"""

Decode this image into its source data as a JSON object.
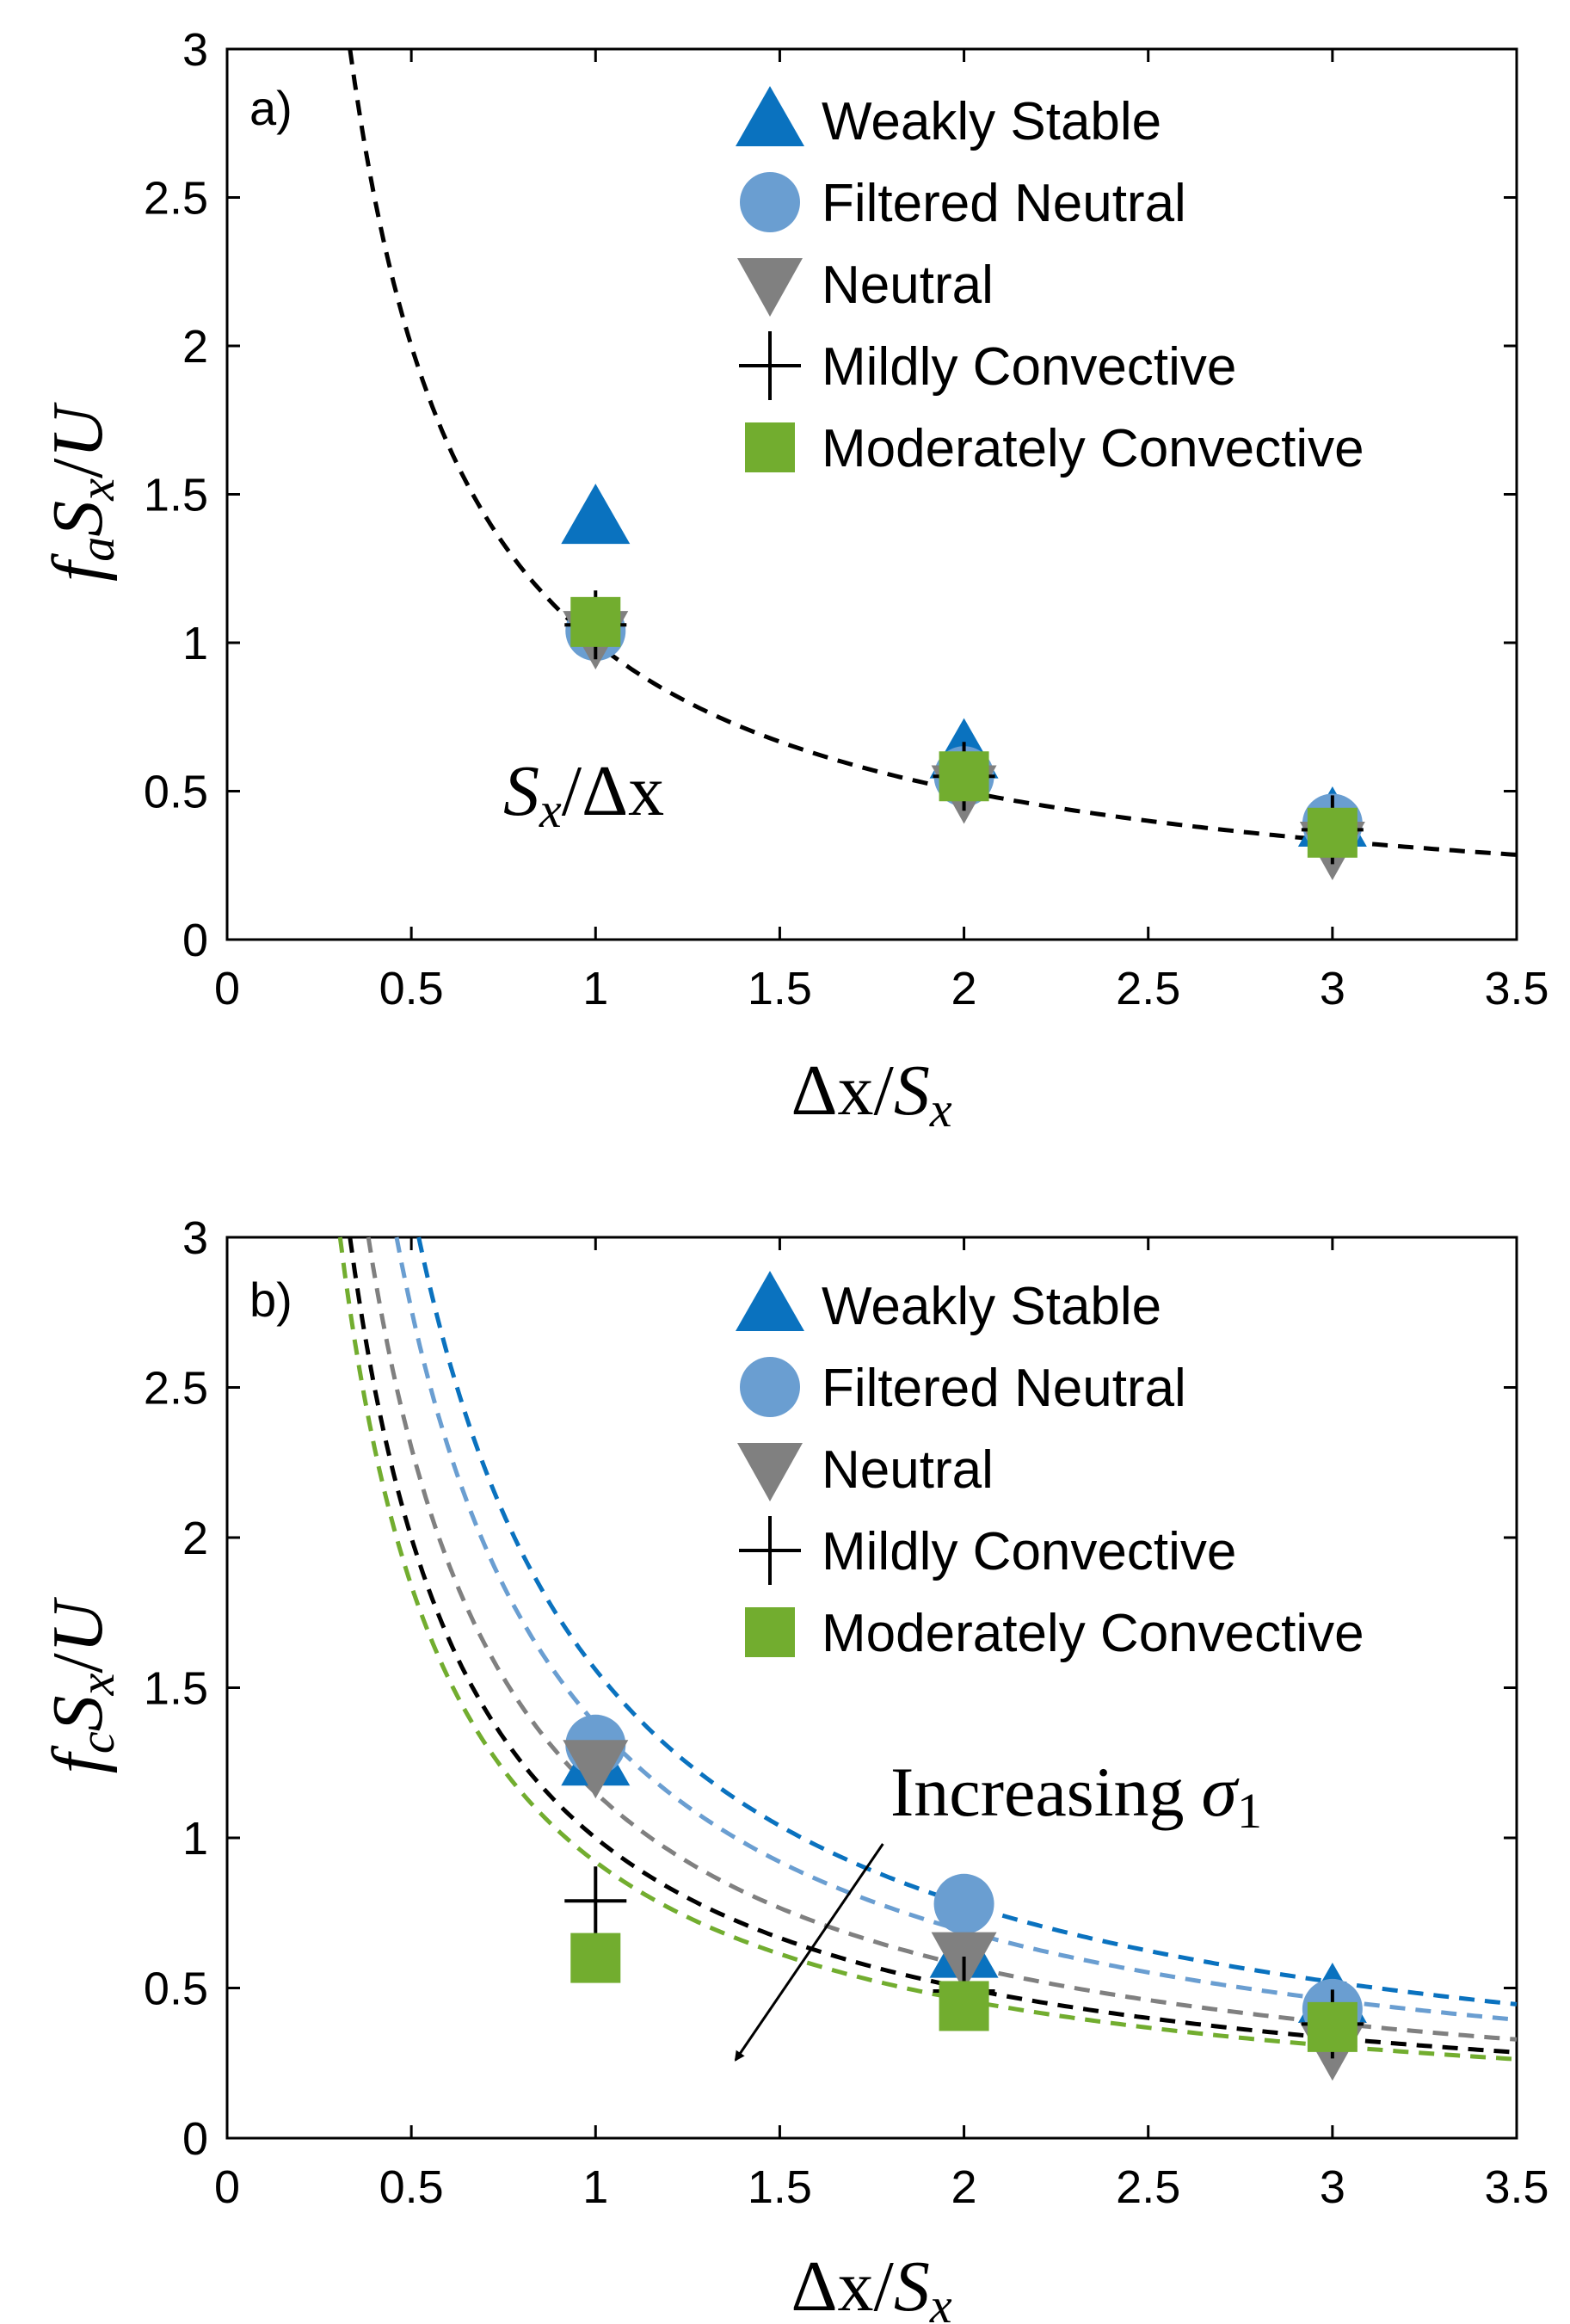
{
  "legend_entries": [
    {
      "key": "weakly_stable",
      "label": "Weakly Stable",
      "color": "#0a72bf",
      "marker": "triangle-up-icon"
    },
    {
      "key": "filtered_neutral",
      "label": "Filtered Neutral",
      "color": "#6a9ed1",
      "marker": "circle-icon"
    },
    {
      "key": "neutral",
      "label": "Neutral",
      "color": "#808080",
      "marker": "triangle-down-icon"
    },
    {
      "key": "mildly_convective",
      "label": "Mildly Convective",
      "color": "#000000",
      "marker": "plus-icon"
    },
    {
      "key": "moderately_convective",
      "label": "Moderately Convective",
      "color": "#72ad2f",
      "marker": "square-icon"
    }
  ],
  "chart_data": [
    {
      "type": "scatter",
      "panel_label": "a)",
      "xlabel": {
        "main": "Δx",
        "sep": "/",
        "var": "S",
        "sub": "x"
      },
      "ylabel": {
        "a": "f",
        "a_sub": "a",
        "b": "S",
        "b_sub": "x",
        "sep": "/",
        "c": "U"
      },
      "xlim": [
        0,
        3.5
      ],
      "ylim": [
        0,
        3
      ],
      "xticks": [
        "0",
        "0.5",
        "1",
        "1.5",
        "2",
        "2.5",
        "3",
        "3.5"
      ],
      "yticks": [
        "0",
        "0.5",
        "1",
        "1.5",
        "2",
        "2.5",
        "3"
      ],
      "legend_position": "top-right",
      "annotation": {
        "text": {
          "a": "S",
          "a_sub": "x",
          "sep": "/",
          "b": "Δx"
        },
        "at": [
          1.0,
          0.5
        ]
      },
      "curves": [
        {
          "name": "S_x/Δx",
          "color": "#000000",
          "k": 1.0,
          "dashed": true
        }
      ],
      "series": [
        {
          "name": "Weakly Stable",
          "x": [
            1,
            2,
            3
          ],
          "y": [
            1.42,
            0.63,
            0.4
          ]
        },
        {
          "name": "Filtered Neutral",
          "x": [
            1,
            2,
            3
          ],
          "y": [
            1.04,
            0.55,
            0.39
          ]
        },
        {
          "name": "Neutral",
          "x": [
            1,
            2,
            3
          ],
          "y": [
            1.02,
            0.5,
            0.31
          ]
        },
        {
          "name": "Mildly Convective",
          "x": [
            1,
            2,
            3
          ],
          "y": [
            1.06,
            0.55,
            0.37
          ]
        },
        {
          "name": "Moderately Convective",
          "x": [
            1,
            2,
            3
          ],
          "y": [
            1.07,
            0.55,
            0.36
          ]
        }
      ]
    },
    {
      "type": "scatter",
      "panel_label": "b)",
      "xlabel": {
        "main": "Δx",
        "sep": "/",
        "var": "S",
        "sub": "x"
      },
      "ylabel": {
        "a": "f",
        "a_sub": "c",
        "b": "S",
        "b_sub": "x",
        "sep": "/",
        "c": "U"
      },
      "xlim": [
        0,
        3.5
      ],
      "ylim": [
        0,
        3
      ],
      "xticks": [
        "0",
        "0.5",
        "1",
        "1.5",
        "2",
        "2.5",
        "3",
        "3.5"
      ],
      "yticks": [
        "0",
        "0.5",
        "1",
        "1.5",
        "2",
        "2.5",
        "3"
      ],
      "legend_position": "top-right",
      "annotation": {
        "text": {
          "a": "Increasing",
          "b": "σ",
          "b_sub": "1"
        },
        "arrow_from": [
          1.78,
          0.98
        ],
        "arrow_to": [
          1.38,
          0.26
        ]
      },
      "curves": [
        {
          "name": "Weakly Stable fit",
          "color": "#0a72bf",
          "k": 1.56,
          "dashed": true
        },
        {
          "name": "Filtered Neutral fit",
          "color": "#6a9ed1",
          "k": 1.38,
          "dashed": true
        },
        {
          "name": "Neutral fit",
          "color": "#808080",
          "k": 1.15,
          "dashed": true
        },
        {
          "name": "Mildly Convective fit",
          "color": "#000000",
          "k": 1.0,
          "dashed": true
        },
        {
          "name": "Moderately Convective fit",
          "color": "#72ad2f",
          "k": 0.92,
          "dashed": true
        }
      ],
      "series": [
        {
          "name": "Weakly Stable",
          "x": [
            1,
            2,
            3
          ],
          "y": [
            1.26,
            0.62,
            0.47
          ]
        },
        {
          "name": "Filtered Neutral",
          "x": [
            1,
            2,
            3
          ],
          "y": [
            1.31,
            0.78,
            0.43
          ]
        },
        {
          "name": "Neutral",
          "x": [
            1,
            2,
            3
          ],
          "y": [
            1.24,
            0.6,
            0.3
          ]
        },
        {
          "name": "Mildly Convective",
          "x": [
            1,
            2,
            3
          ],
          "y": [
            0.79,
            0.49,
            0.38
          ]
        },
        {
          "name": "Moderately Convective",
          "x": [
            1,
            2,
            3
          ],
          "y": [
            0.6,
            0.44,
            0.37
          ]
        }
      ]
    }
  ]
}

"""

Exactly reproduce the entries above, minus the pictures.

(The response):
Decode this image into its source data as a JSON object.
{
  "legend_entries": [
    {
      "key": "weakly_stable",
      "label": "Weakly Stable",
      "color": "#0a72bf",
      "marker": "triangle-up-icon"
    },
    {
      "key": "filtered_neutral",
      "label": "Filtered Neutral",
      "color": "#6a9ed1",
      "marker": "circle-icon"
    },
    {
      "key": "neutral",
      "label": "Neutral",
      "color": "#808080",
      "marker": "triangle-down-icon"
    },
    {
      "key": "mildly_convective",
      "label": "Mildly Convective",
      "color": "#000000",
      "marker": "plus-icon"
    },
    {
      "key": "moderately_convective",
      "label": "Moderately Convective",
      "color": "#72ad2f",
      "marker": "square-icon"
    }
  ],
  "chart_data": [
    {
      "type": "scatter",
      "panel_label": "a)",
      "xlabel": {
        "main": "Δx",
        "sep": "/",
        "var": "S",
        "sub": "x"
      },
      "ylabel": {
        "a": "f",
        "a_sub": "a",
        "b": "S",
        "b_sub": "x",
        "sep": "/",
        "c": "U"
      },
      "xlim": [
        0,
        3.5
      ],
      "ylim": [
        0,
        3
      ],
      "xticks": [
        "0",
        "0.5",
        "1",
        "1.5",
        "2",
        "2.5",
        "3",
        "3.5"
      ],
      "yticks": [
        "0",
        "0.5",
        "1",
        "1.5",
        "2",
        "2.5",
        "3"
      ],
      "legend_position": "top-right",
      "annotation": {
        "text": {
          "a": "S",
          "a_sub": "x",
          "sep": "/",
          "b": "Δx"
        },
        "at": [
          1.0,
          0.5
        ]
      },
      "curves": [
        {
          "name": "S_x/Δx",
          "color": "#000000",
          "k": 1.0,
          "dashed": true
        }
      ],
      "series": [
        {
          "name": "Weakly Stable",
          "x": [
            1,
            2,
            3
          ],
          "y": [
            1.42,
            0.63,
            0.4
          ]
        },
        {
          "name": "Filtered Neutral",
          "x": [
            1,
            2,
            3
          ],
          "y": [
            1.04,
            0.55,
            0.39
          ]
        },
        {
          "name": "Neutral",
          "x": [
            1,
            2,
            3
          ],
          "y": [
            1.02,
            0.5,
            0.31
          ]
        },
        {
          "name": "Mildly Convective",
          "x": [
            1,
            2,
            3
          ],
          "y": [
            1.06,
            0.55,
            0.37
          ]
        },
        {
          "name": "Moderately Convective",
          "x": [
            1,
            2,
            3
          ],
          "y": [
            1.07,
            0.55,
            0.36
          ]
        }
      ]
    },
    {
      "type": "scatter",
      "panel_label": "b)",
      "xlabel": {
        "main": "Δx",
        "sep": "/",
        "var": "S",
        "sub": "x"
      },
      "ylabel": {
        "a": "f",
        "a_sub": "c",
        "b": "S",
        "b_sub": "x",
        "sep": "/",
        "c": "U"
      },
      "xlim": [
        0,
        3.5
      ],
      "ylim": [
        0,
        3
      ],
      "xticks": [
        "0",
        "0.5",
        "1",
        "1.5",
        "2",
        "2.5",
        "3",
        "3.5"
      ],
      "yticks": [
        "0",
        "0.5",
        "1",
        "1.5",
        "2",
        "2.5",
        "3"
      ],
      "legend_position": "top-right",
      "annotation": {
        "text": {
          "a": "Increasing",
          "b": "σ",
          "b_sub": "1"
        },
        "arrow_from": [
          1.78,
          0.98
        ],
        "arrow_to": [
          1.38,
          0.26
        ]
      },
      "curves": [
        {
          "name": "Weakly Stable fit",
          "color": "#0a72bf",
          "k": 1.56,
          "dashed": true
        },
        {
          "name": "Filtered Neutral fit",
          "color": "#6a9ed1",
          "k": 1.38,
          "dashed": true
        },
        {
          "name": "Neutral fit",
          "color": "#808080",
          "k": 1.15,
          "dashed": true
        },
        {
          "name": "Mildly Convective fit",
          "color": "#000000",
          "k": 1.0,
          "dashed": true
        },
        {
          "name": "Moderately Convective fit",
          "color": "#72ad2f",
          "k": 0.92,
          "dashed": true
        }
      ],
      "series": [
        {
          "name": "Weakly Stable",
          "x": [
            1,
            2,
            3
          ],
          "y": [
            1.26,
            0.62,
            0.47
          ]
        },
        {
          "name": "Filtered Neutral",
          "x": [
            1,
            2,
            3
          ],
          "y": [
            1.31,
            0.78,
            0.43
          ]
        },
        {
          "name": "Neutral",
          "x": [
            1,
            2,
            3
          ],
          "y": [
            1.24,
            0.6,
            0.3
          ]
        },
        {
          "name": "Mildly Convective",
          "x": [
            1,
            2,
            3
          ],
          "y": [
            0.79,
            0.49,
            0.38
          ]
        },
        {
          "name": "Moderately Convective",
          "x": [
            1,
            2,
            3
          ],
          "y": [
            0.6,
            0.44,
            0.37
          ]
        }
      ]
    }
  ]
}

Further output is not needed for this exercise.